■ **What to work on**
Write out the records below word for word, please.

(Raw records)
§ §
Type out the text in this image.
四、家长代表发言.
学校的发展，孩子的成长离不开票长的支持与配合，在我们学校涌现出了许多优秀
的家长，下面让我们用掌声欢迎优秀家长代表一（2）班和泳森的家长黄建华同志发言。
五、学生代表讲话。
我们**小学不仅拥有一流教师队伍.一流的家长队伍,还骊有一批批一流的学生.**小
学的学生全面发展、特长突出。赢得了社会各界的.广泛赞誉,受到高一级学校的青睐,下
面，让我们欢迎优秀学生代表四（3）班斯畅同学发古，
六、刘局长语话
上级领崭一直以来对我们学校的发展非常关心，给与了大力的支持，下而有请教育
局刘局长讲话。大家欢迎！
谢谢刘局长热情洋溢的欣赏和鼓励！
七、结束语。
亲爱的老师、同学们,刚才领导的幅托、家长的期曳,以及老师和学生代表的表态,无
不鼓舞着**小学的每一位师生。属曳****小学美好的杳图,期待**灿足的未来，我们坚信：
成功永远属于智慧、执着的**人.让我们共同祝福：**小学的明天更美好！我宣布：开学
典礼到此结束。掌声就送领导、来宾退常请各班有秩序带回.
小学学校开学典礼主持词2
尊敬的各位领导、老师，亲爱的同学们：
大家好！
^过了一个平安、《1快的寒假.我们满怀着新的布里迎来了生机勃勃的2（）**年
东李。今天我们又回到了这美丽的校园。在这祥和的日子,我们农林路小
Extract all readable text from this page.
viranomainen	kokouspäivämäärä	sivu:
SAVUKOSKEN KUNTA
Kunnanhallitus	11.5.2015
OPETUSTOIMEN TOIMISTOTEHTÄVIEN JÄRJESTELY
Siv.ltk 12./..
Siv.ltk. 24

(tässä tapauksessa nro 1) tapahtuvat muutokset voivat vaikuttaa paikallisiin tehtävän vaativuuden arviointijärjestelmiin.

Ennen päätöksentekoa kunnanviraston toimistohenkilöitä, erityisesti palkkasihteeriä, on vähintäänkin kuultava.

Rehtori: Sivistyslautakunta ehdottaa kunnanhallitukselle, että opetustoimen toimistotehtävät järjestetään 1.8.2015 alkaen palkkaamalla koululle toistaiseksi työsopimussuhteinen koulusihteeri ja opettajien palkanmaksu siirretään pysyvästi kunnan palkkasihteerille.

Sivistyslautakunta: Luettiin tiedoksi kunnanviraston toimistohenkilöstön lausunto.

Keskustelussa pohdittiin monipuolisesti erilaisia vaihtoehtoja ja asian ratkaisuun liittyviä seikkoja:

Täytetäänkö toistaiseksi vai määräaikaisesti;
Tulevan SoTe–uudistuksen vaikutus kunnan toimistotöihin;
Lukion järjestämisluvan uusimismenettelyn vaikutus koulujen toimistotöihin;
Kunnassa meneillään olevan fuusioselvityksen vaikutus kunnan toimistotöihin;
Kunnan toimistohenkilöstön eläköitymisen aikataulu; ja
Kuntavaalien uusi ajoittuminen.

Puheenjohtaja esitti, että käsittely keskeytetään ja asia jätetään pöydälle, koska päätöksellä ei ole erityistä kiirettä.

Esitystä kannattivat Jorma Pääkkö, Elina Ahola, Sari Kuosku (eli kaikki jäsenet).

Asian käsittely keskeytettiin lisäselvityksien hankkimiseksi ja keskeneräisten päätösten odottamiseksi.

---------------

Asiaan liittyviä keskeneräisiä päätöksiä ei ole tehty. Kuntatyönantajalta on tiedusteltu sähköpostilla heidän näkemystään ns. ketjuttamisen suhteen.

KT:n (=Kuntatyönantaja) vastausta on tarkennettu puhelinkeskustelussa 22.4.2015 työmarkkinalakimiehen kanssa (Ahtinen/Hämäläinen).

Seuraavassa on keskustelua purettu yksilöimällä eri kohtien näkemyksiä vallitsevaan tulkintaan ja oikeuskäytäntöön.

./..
§ §
■ **The response**
Type out the text in this image.
四、家长代表发言.
学校的发展，孩子的成长离不开票长的支持与配合，在我们学校涌现出了许多优秀
的家长，下面让我们用掌声欢迎优秀家长代表一（2）班和泳森的家长黄建华同志发言。
五、学生代表讲话。
我们**小学不仅拥有一流教师队伍.一流的家长队伍,还骊有一批批一流的学生.**小
学的学生全面发展、特长突出。赢得了社会各界的.广泛赞誉,受到高一级学校的青睐,下
面，让我们欢迎优秀学生代表四（3）班斯畅同学发古，
六、刘局长语话
上级领崭一直以来对我们学校的发展非常关心，给与了大力的支持，下而有请教育
局刘局长讲话。大家欢迎！
谢谢刘局长热情洋溢的欣赏和鼓励！
七、结束语。
亲爱的老师、同学们,刚才领导的幅托、家长的期曳,以及老师和学生代表的表态,无
不鼓舞着**小学的每一位师生。属曳****小学美好的杳图,期待**灿足的未来，我们坚信：
成功永远属于智慧、执着的**人.让我们共同祝福：**小学的明天更美好！我宣布：开学
典礼到此结束。掌声就送领导、来宾退常请各班有秩序带回.
小学学校开学典礼主持词2
尊敬的各位领导、老师，亲爱的同学们：
大家好！
^过了一个平安、《1快的寒假.我们满怀着新的布里迎来了生机勃勃的2（）**年
东李。今天我们又回到了这美丽的校园。在这祥和的日子,我们农林路小
Extract all readable text from this page.
viranomainen	kokouspäivämäärä	sivu:
SAVUKOSKEN KUNTA
Kunnanhallitus	11.5.2015
OPETUSTOIMEN TOIMISTOTEHTÄVIEN JÄRJESTELY
Siv.ltk 12./..
Siv.ltk. 24

(tässä tapauksessa nro 1) tapahtuvat muutokset voivat vaikuttaa paikallisiin tehtävän vaativuuden arviointijärjestelmiin.

Ennen päätöksentekoa kunnanviraston toimistohenkilöitä, erityisesti palkkasihteeriä, on vähintäänkin kuultava.

Rehtori: Sivistyslautakunta ehdottaa kunnanhallitukselle, että opetustoimen toimistotehtävät järjestetään 1.8.2015 alkaen palkkaamalla koululle toistaiseksi työsopimussuhteinen koulusihteeri ja opettajien palkanmaksu siirretään pysyvästi kunnan palkkasihteerille.

Sivistyslautakunta: Luettiin tiedoksi kunnanviraston toimistohenkilöstön lausunto.

Keskustelussa pohdittiin monipuolisesti erilaisia vaihtoehtoja ja asian ratkaisuun liittyviä seikkoja:

Täytetäänkö toistaiseksi vai määräaikaisesti;
Tulevan SoTe–uudistuksen vaikutus kunnan toimistotöihin;
Lukion järjestämisluvan uusimismenettelyn vaikutus koulujen toimistotöihin;
Kunnassa meneillään olevan fuusioselvityksen vaikutus kunnan toimistotöihin;
Kunnan toimistohenkilöstön eläköitymisen aikataulu; ja
Kuntavaalien uusi ajoittuminen.

Puheenjohtaja esitti, että käsittely keskeytetään ja asia jätetään pöydälle, koska päätöksellä ei ole erityistä kiirettä.

Esitystä kannattivat Jorma Pääkkö, Elina Ahola, Sari Kuosku (eli kaikki jäsenet).

Asian käsittely keskeytettiin lisäselvityksien hankkimiseksi ja keskeneräisten päätösten odottamiseksi.

---------------

Asiaan liittyviä keskeneräisiä päätöksiä ei ole tehty. Kuntatyönantajalta on tiedusteltu sähköpostilla heidän näkemystään ns. ketjuttamisen suhteen.

KT:n (=Kuntatyönantaja) vastausta on tarkennettu puhelinkeskustelussa 22.4.2015 työmarkkinalakimiehen kanssa (Ahtinen/Hämäläinen).

Seuraavassa on keskustelua purettu yksilöimällä eri kohtien näkemyksiä vallitsevaan tulkintaan ja oikeuskäytäntöön.

./..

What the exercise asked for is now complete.